Short task: Make an exact copy of all the material below, apart from the pictures.

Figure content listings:
════
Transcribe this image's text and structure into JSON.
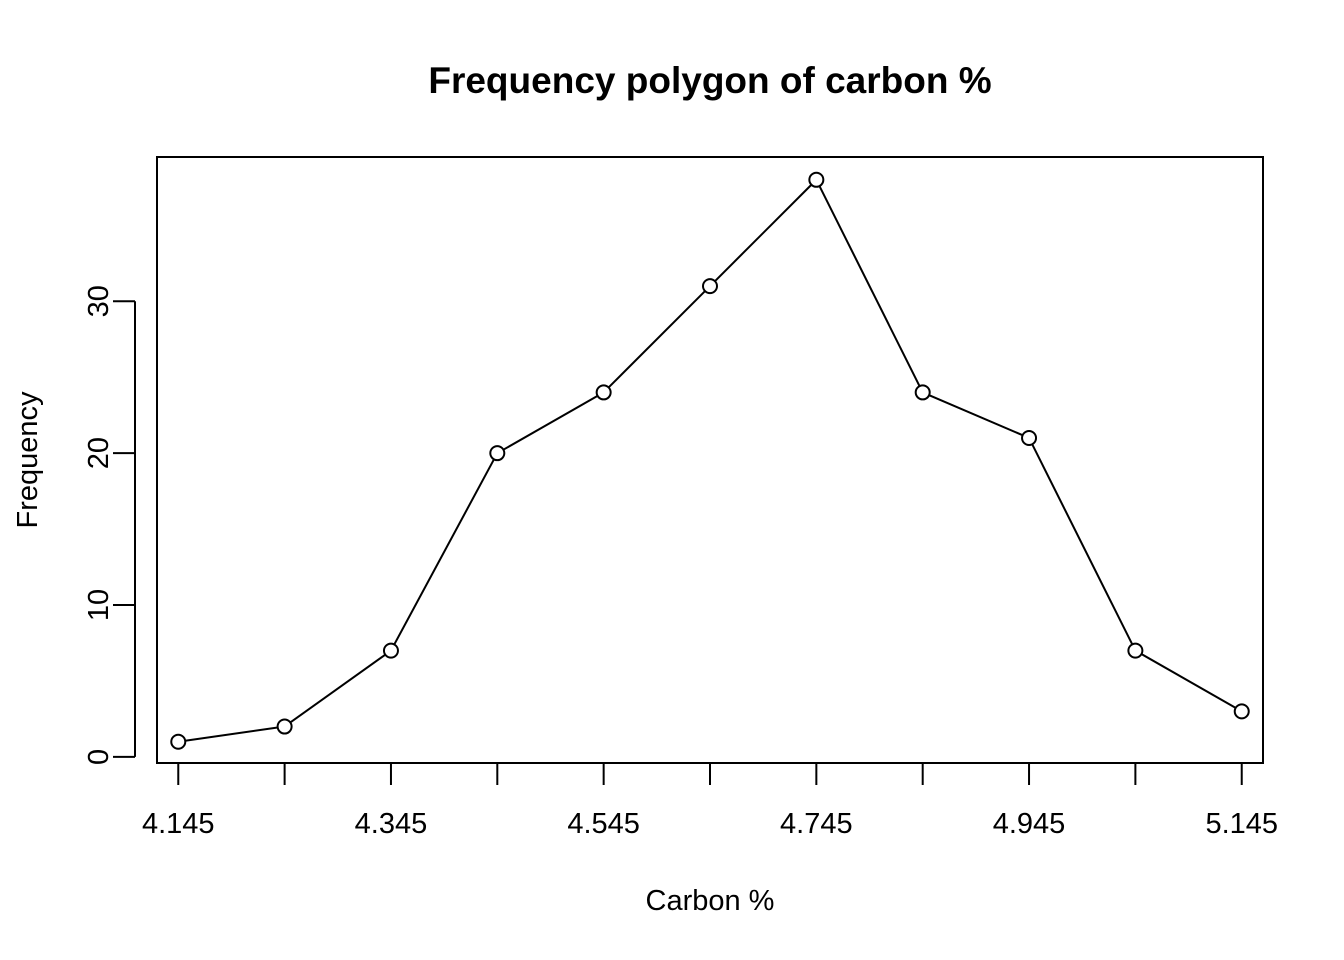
{
  "chart_data": {
    "type": "line",
    "title": "Frequency polygon of carbon %",
    "xlabel": "Carbon %",
    "ylabel": "Frequency",
    "x": [
      4.145,
      4.245,
      4.345,
      4.445,
      4.545,
      4.645,
      4.745,
      4.845,
      4.945,
      5.045,
      5.145
    ],
    "values": [
      1,
      2,
      7,
      20,
      24,
      31,
      38,
      24,
      21,
      7,
      3
    ],
    "xlim": [
      4.125,
      5.165
    ],
    "ylim": [
      -0.4,
      39.5
    ],
    "x_ticks": [
      4.145,
      4.245,
      4.345,
      4.445,
      4.545,
      4.645,
      4.745,
      4.845,
      4.945,
      5.045,
      5.145
    ],
    "x_tick_labels": [
      "4.145",
      "",
      "4.345",
      "",
      "4.545",
      "",
      "4.745",
      "",
      "4.945",
      "",
      "5.145"
    ],
    "y_ticks": [
      0,
      10,
      20,
      30
    ],
    "y_tick_labels": [
      "0",
      "10",
      "20",
      "30"
    ],
    "markers": "open-circle",
    "line_color": "#000000",
    "grid": false,
    "legend": "none"
  }
}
════
Response to this exercise:
Transcribe this image's text and structure into JSON.
{
  "chart_data": {
    "type": "line",
    "title": "Frequency polygon of carbon %",
    "xlabel": "Carbon %",
    "ylabel": "Frequency",
    "x": [
      4.145,
      4.245,
      4.345,
      4.445,
      4.545,
      4.645,
      4.745,
      4.845,
      4.945,
      5.045,
      5.145
    ],
    "values": [
      1,
      2,
      7,
      20,
      24,
      31,
      38,
      24,
      21,
      7,
      3
    ],
    "xlim": [
      4.125,
      5.165
    ],
    "ylim": [
      -0.4,
      39.5
    ],
    "x_ticks": [
      4.145,
      4.245,
      4.345,
      4.445,
      4.545,
      4.645,
      4.745,
      4.845,
      4.945,
      5.045,
      5.145
    ],
    "x_tick_labels": [
      "4.145",
      "",
      "4.345",
      "",
      "4.545",
      "",
      "4.745",
      "",
      "4.945",
      "",
      "5.145"
    ],
    "y_ticks": [
      0,
      10,
      20,
      30
    ],
    "y_tick_labels": [
      "0",
      "10",
      "20",
      "30"
    ],
    "markers": "open-circle",
    "line_color": "#000000",
    "grid": false,
    "legend": "none"
  }
}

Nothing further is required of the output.